— Start Entries shown —

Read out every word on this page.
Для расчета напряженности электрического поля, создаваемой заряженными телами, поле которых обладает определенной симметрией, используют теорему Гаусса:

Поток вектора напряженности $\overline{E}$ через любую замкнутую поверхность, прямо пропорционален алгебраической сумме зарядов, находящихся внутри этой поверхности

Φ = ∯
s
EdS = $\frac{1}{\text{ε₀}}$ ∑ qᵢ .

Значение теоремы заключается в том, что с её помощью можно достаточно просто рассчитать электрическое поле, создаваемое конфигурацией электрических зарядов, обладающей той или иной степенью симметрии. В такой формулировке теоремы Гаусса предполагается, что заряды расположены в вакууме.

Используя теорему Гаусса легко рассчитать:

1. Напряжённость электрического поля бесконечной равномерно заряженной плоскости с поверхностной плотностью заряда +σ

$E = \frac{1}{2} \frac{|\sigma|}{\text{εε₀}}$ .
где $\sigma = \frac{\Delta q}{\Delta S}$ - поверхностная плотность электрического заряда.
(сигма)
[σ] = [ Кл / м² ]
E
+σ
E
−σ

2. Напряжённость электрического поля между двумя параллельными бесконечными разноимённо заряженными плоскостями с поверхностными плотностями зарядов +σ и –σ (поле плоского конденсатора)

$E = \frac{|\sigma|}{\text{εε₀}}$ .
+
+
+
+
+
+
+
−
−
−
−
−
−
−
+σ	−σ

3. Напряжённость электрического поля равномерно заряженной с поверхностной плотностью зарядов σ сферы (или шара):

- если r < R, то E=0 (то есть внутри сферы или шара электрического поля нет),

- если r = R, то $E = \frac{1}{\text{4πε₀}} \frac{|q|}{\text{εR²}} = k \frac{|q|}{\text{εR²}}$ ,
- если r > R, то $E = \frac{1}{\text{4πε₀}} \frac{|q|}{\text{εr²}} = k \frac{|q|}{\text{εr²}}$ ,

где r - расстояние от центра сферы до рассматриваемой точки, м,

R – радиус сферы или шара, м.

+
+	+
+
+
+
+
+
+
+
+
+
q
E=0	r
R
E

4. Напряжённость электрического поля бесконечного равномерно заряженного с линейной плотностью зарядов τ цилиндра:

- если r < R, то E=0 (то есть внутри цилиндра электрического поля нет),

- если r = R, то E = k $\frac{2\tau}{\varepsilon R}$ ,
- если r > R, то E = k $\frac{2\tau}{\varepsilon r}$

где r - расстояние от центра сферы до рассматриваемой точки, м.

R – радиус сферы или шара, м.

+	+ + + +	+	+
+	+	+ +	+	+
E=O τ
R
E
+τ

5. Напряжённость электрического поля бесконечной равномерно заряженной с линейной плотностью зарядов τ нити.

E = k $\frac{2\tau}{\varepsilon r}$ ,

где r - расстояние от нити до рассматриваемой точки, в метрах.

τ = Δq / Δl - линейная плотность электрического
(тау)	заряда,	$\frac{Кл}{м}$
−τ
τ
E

— End Entries shown —

▶ _Set problem_: Repeat all of the entries exactly.

▶ _The output_:
Read out every word on this page.
Для расчета напряженности электрического поля, создаваемой заряженными телами, поле которых обладает определенной симметрией, используют теорему Гаусса:

Поток вектора напряженности $\overline{E}$ через любую замкнутую поверхность, прямо пропорционален алгебраической сумме зарядов, находящихся внутри этой поверхности

Φ = ∯
s
EdS = $\frac{1}{\text{ε₀}}$ ∑ qᵢ .

Значение теоремы заключается в том, что с её помощью можно достаточно просто рассчитать электрическое поле, создаваемое конфигурацией электрических зарядов, обладающей той или иной степенью симметрии. В такой формулировке теоремы Гаусса предполагается, что заряды расположены в вакууме.

Используя теорему Гаусса легко рассчитать:

1. Напряжённость электрического поля бесконечной равномерно заряженной плоскости с поверхностной плотностью заряда +σ

$E = \frac{1}{2} \frac{|\sigma|}{\text{εε₀}}$ .
где $\sigma = \frac{\Delta q}{\Delta S}$ - поверхностная плотность электрического заряда.
(сигма)
[σ] = [ Кл / м² ]
E
+σ
E
−σ

2. Напряжённость электрического поля между двумя параллельными бесконечными разноимённо заряженными плоскостями с поверхностными плотностями зарядов +σ и –σ (поле плоского конденсатора)

$E = \frac{|\sigma|}{\text{εε₀}}$ .
+
+
+
+
+
+
+
−
−
−
−
−
−
−
+σ	−σ

3. Напряжённость электрического поля равномерно заряженной с поверхностной плотностью зарядов σ сферы (или шара):

- если r < R, то E=0 (то есть внутри сферы или шара электрического поля нет),

- если r = R, то $E = \frac{1}{\text{4πε₀}} \frac{|q|}{\text{εR²}} = k \frac{|q|}{\text{εR²}}$ ,
- если r > R, то $E = \frac{1}{\text{4πε₀}} \frac{|q|}{\text{εr²}} = k \frac{|q|}{\text{εr²}}$ ,

где r - расстояние от центра сферы до рассматриваемой точки, м,

R – радиус сферы или шара, м.

+
+	+
+
+
+
+
+
+
+
+
+
q
E=0	r
R
E

4. Напряжённость электрического поля бесконечного равномерно заряженного с линейной плотностью зарядов τ цилиндра:

- если r < R, то E=0 (то есть внутри цилиндра электрического поля нет),

- если r = R, то E = k $\frac{2\tau}{\varepsilon R}$ ,
- если r > R, то E = k $\frac{2\tau}{\varepsilon r}$

где r - расстояние от центра сферы до рассматриваемой точки, м.

R – радиус сферы или шара, м.

+	+ + + +	+	+
+	+	+ +	+	+
E=O τ
R
E
+τ

5. Напряжённость электрического поля бесконечной равномерно заряженной с линейной плотностью зарядов τ нити.

E = k $\frac{2\tau}{\varepsilon r}$ ,

где r - расстояние от нити до рассматриваемой точки, в метрах.

τ = Δq / Δl - линейная плотность электрического
(тау)	заряда,	$\frac{Кл}{м}$
−τ
τ
E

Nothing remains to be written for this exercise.